# Exercise aim
Each entry below should be returned exactly as is, with the pictures removed.

# Records to process
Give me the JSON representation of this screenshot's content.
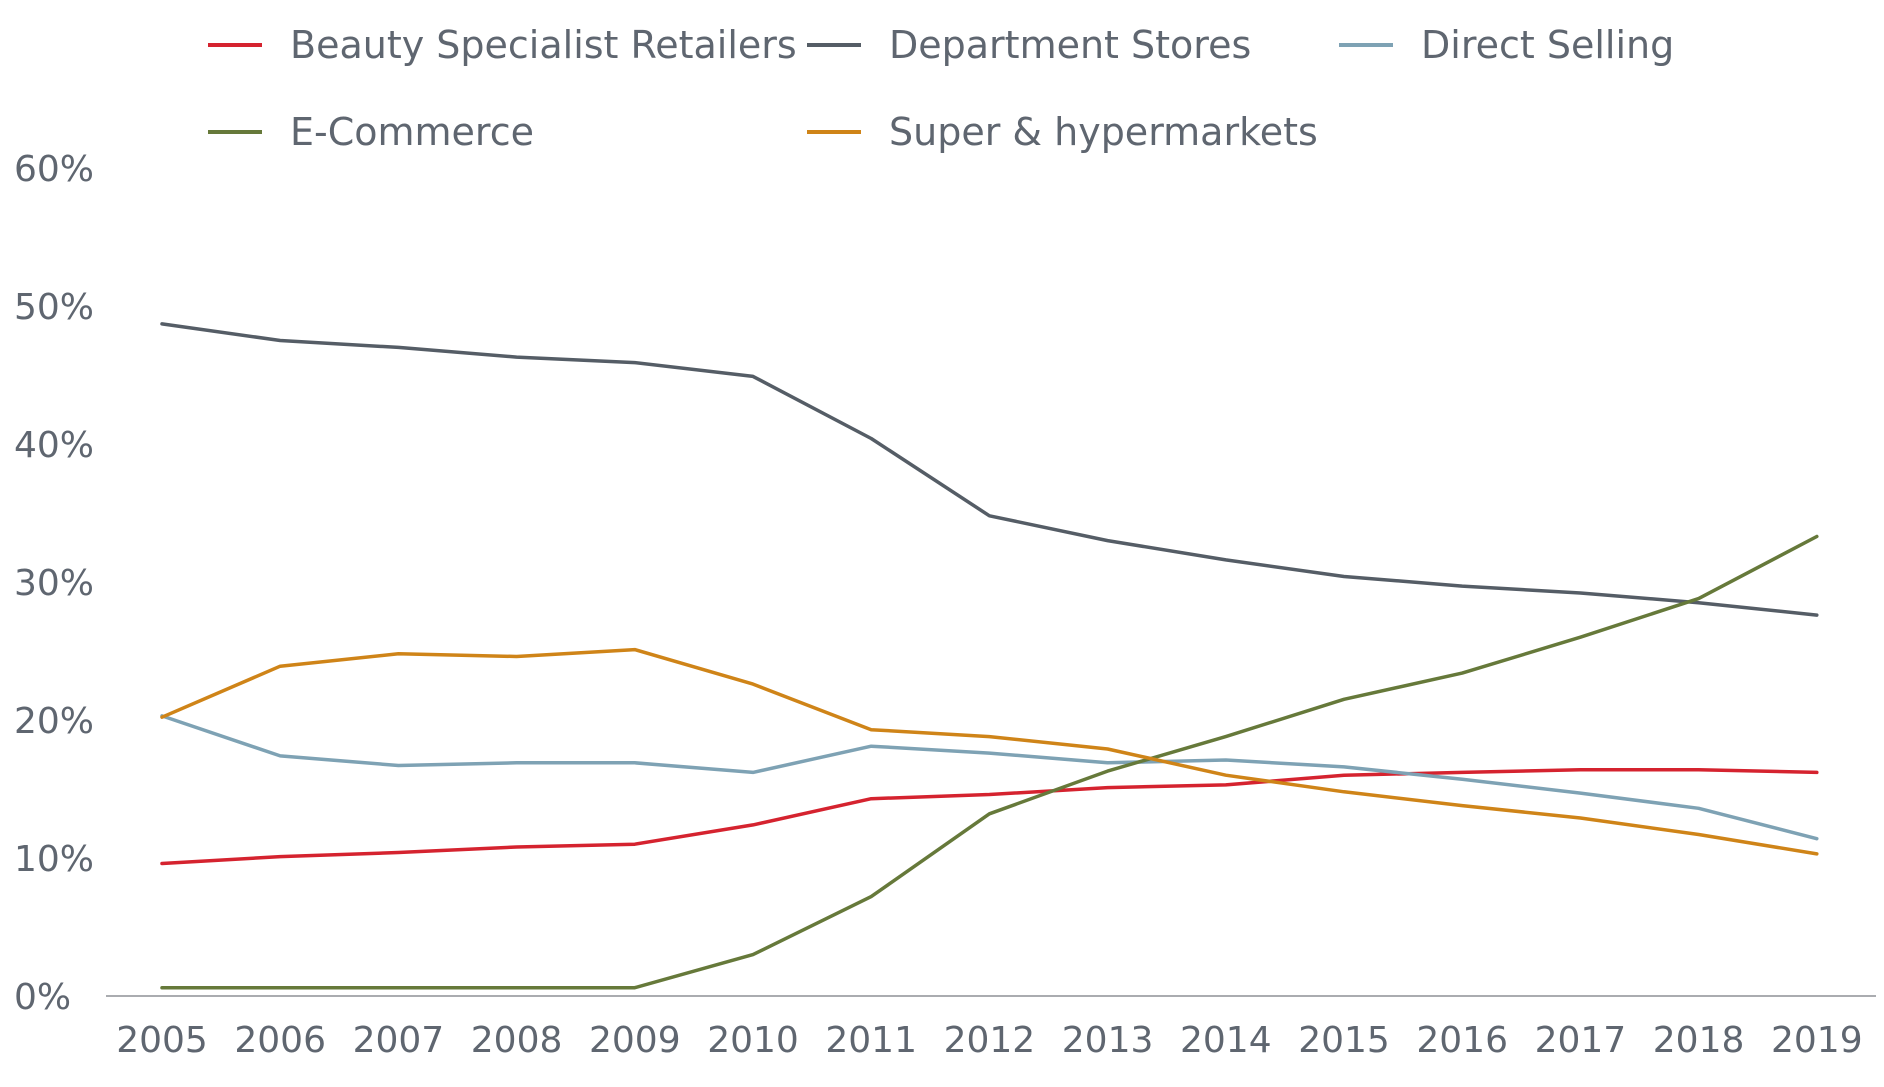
{
  "chart_data": {
    "type": "line",
    "title": "",
    "xlabel": "",
    "ylabel": "",
    "ylim": [
      0,
      60
    ],
    "yticks": [
      "0%",
      "10%",
      "20%",
      "30%",
      "40%",
      "50%",
      "60%"
    ],
    "grid": false,
    "legend_position": "top",
    "categories": [
      "2005",
      "2006",
      "2007",
      "2008",
      "2009",
      "2010",
      "2011",
      "2012",
      "2013",
      "2014",
      "2015",
      "2016",
      "2017",
      "2018",
      "2019"
    ],
    "series": [
      {
        "name": "Beauty Specialist Retailers",
        "color": "#d5232f",
        "values": [
          9.6,
          10.1,
          10.4,
          10.8,
          11.0,
          12.4,
          14.3,
          14.6,
          15.1,
          15.3,
          16.0,
          16.2,
          16.4,
          16.4,
          16.2
        ]
      },
      {
        "name": "Department Stores",
        "color": "#555d66",
        "values": [
          48.7,
          47.5,
          47.0,
          46.3,
          45.9,
          44.9,
          40.4,
          34.8,
          33.0,
          31.6,
          30.4,
          29.7,
          29.2,
          28.5,
          27.6
        ]
      },
      {
        "name": "Direct Selling",
        "color": "#7ea2b4",
        "values": [
          20.3,
          17.4,
          16.7,
          16.9,
          16.9,
          16.2,
          18.1,
          17.6,
          16.9,
          17.1,
          16.6,
          15.7,
          14.7,
          13.6,
          11.4
        ]
      },
      {
        "name": "E-Commerce",
        "color": "#66793a",
        "values": [
          0.6,
          0.6,
          0.6,
          0.6,
          0.6,
          3.0,
          7.2,
          13.2,
          16.3,
          18.8,
          21.5,
          23.4,
          26.0,
          28.8,
          33.3
        ]
      },
      {
        "name": "Super & hypermarkets",
        "color": "#cf8418",
        "values": [
          20.2,
          23.9,
          24.8,
          24.6,
          25.1,
          22.6,
          19.3,
          18.8,
          17.9,
          16.0,
          14.8,
          13.8,
          12.9,
          11.7,
          10.3
        ]
      }
    ]
  }
}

# Solution
Give me the JSON representation of this screenshot's content.
{
  "chart_data": {
    "type": "line",
    "title": "",
    "xlabel": "",
    "ylabel": "",
    "ylim": [
      0,
      60
    ],
    "yticks": [
      "0%",
      "10%",
      "20%",
      "30%",
      "40%",
      "50%",
      "60%"
    ],
    "grid": false,
    "legend_position": "top",
    "categories": [
      "2005",
      "2006",
      "2007",
      "2008",
      "2009",
      "2010",
      "2011",
      "2012",
      "2013",
      "2014",
      "2015",
      "2016",
      "2017",
      "2018",
      "2019"
    ],
    "series": [
      {
        "name": "Beauty Specialist Retailers",
        "color": "#d5232f",
        "values": [
          9.6,
          10.1,
          10.4,
          10.8,
          11.0,
          12.4,
          14.3,
          14.6,
          15.1,
          15.3,
          16.0,
          16.2,
          16.4,
          16.4,
          16.2
        ]
      },
      {
        "name": "Department Stores",
        "color": "#555d66",
        "values": [
          48.7,
          47.5,
          47.0,
          46.3,
          45.9,
          44.9,
          40.4,
          34.8,
          33.0,
          31.6,
          30.4,
          29.7,
          29.2,
          28.5,
          27.6
        ]
      },
      {
        "name": "Direct Selling",
        "color": "#7ea2b4",
        "values": [
          20.3,
          17.4,
          16.7,
          16.9,
          16.9,
          16.2,
          18.1,
          17.6,
          16.9,
          17.1,
          16.6,
          15.7,
          14.7,
          13.6,
          11.4
        ]
      },
      {
        "name": "E-Commerce",
        "color": "#66793a",
        "values": [
          0.6,
          0.6,
          0.6,
          0.6,
          0.6,
          3.0,
          7.2,
          13.2,
          16.3,
          18.8,
          21.5,
          23.4,
          26.0,
          28.8,
          33.3
        ]
      },
      {
        "name": "Super & hypermarkets",
        "color": "#cf8418",
        "values": [
          20.2,
          23.9,
          24.8,
          24.6,
          25.1,
          22.6,
          19.3,
          18.8,
          17.9,
          16.0,
          14.8,
          13.8,
          12.9,
          11.7,
          10.3
        ]
      }
    ]
  }
}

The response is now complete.